#### EXERCISE REQUIREMENTS
Your task is to repeat all of the data exactly while excluding the pictures.

── RECORD SET

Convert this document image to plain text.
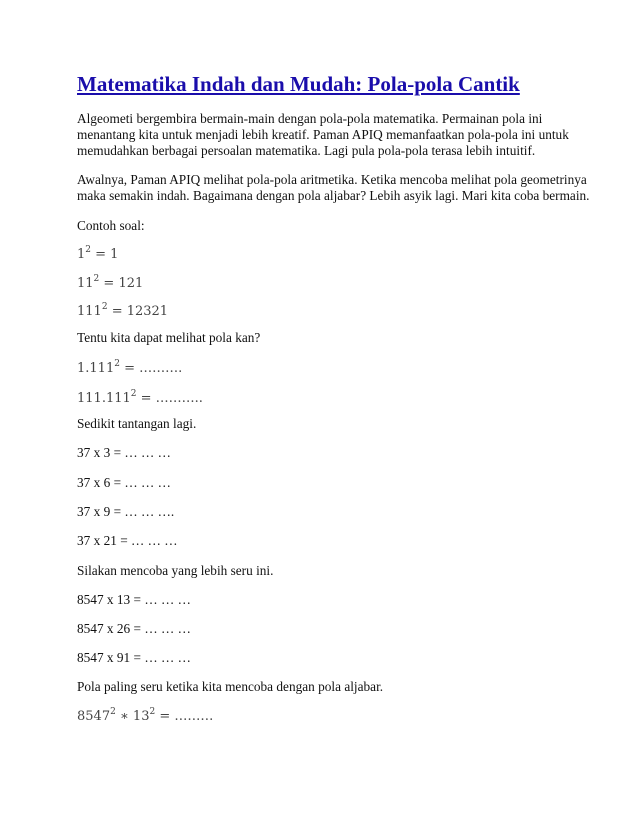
Matematika Indah dan Mudah: Pola-pola Cantik
Algeometi bergembira bermain-main dengan pola-pola matematika. Permainan pola ini
menantang kita untuk menjadi lebih kreatif. Paman APIQ memanfaatkan pola-pola ini untuk
memudahkan berbagai persoalan matematika. Lagi pula pola-pola terasa lebih intuitif.
Awalnya, Paman APIQ melihat pola-pola aritmetika. Ketika mencoba melihat pola geometrinya
maka semakin indah. Bagaimana dengan pola aljabar? Lebih asyik lagi. Mari kita coba bermain.
Contoh soal:
$1^2 = 1$
$11^2 = 121$
$111^2 = 12321$
Tentu kita dapat melihat pola kan?
$1.111^2$ = ……….
$111.111^2$ = ………..
Sedikit tantangan lagi.
37 x 3 = … … …
37 x 6 = … … …
37 x 9 = … … ….
37 x 21 = … … …
Silakan mencoba yang lebih seru ini.
8547 x 13 = … … …
8547 x 26 = … … …
8547 x 91 = … … …
Pola paling seru ketika kita mencoba dengan pola aljabar.
8547$^2$ ∗ $13^2$ = ………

────

#### WRITTEN RESPONSE
Convert this document image to plain text.
Matematika Indah dan Mudah: Pola-pola Cantik
Algeometi bergembira bermain-main dengan pola-pola matematika. Permainan pola ini
menantang kita untuk menjadi lebih kreatif. Paman APIQ memanfaatkan pola-pola ini untuk
memudahkan berbagai persoalan matematika. Lagi pula pola-pola terasa lebih intuitif.
Awalnya, Paman APIQ melihat pola-pola aritmetika. Ketika mencoba melihat pola geometrinya
maka semakin indah. Bagaimana dengan pola aljabar? Lebih asyik lagi. Mari kita coba bermain.
Contoh soal:
$1^2 = 1$
$11^2 = 121$
$111^2 = 12321$
Tentu kita dapat melihat pola kan?
$1.111^2$ = ……….
$111.111^2$ = ………..
Sedikit tantangan lagi.
37 x 3 = … … …
37 x 6 = … … …
37 x 9 = … … ….
37 x 21 = … … …
Silakan mencoba yang lebih seru ini.
8547 x 13 = … … …
8547 x 26 = … … …
8547 x 91 = … … …
Pola paling seru ketika kita mencoba dengan pola aljabar.
8547$^2$ ∗ $13^2$ = ………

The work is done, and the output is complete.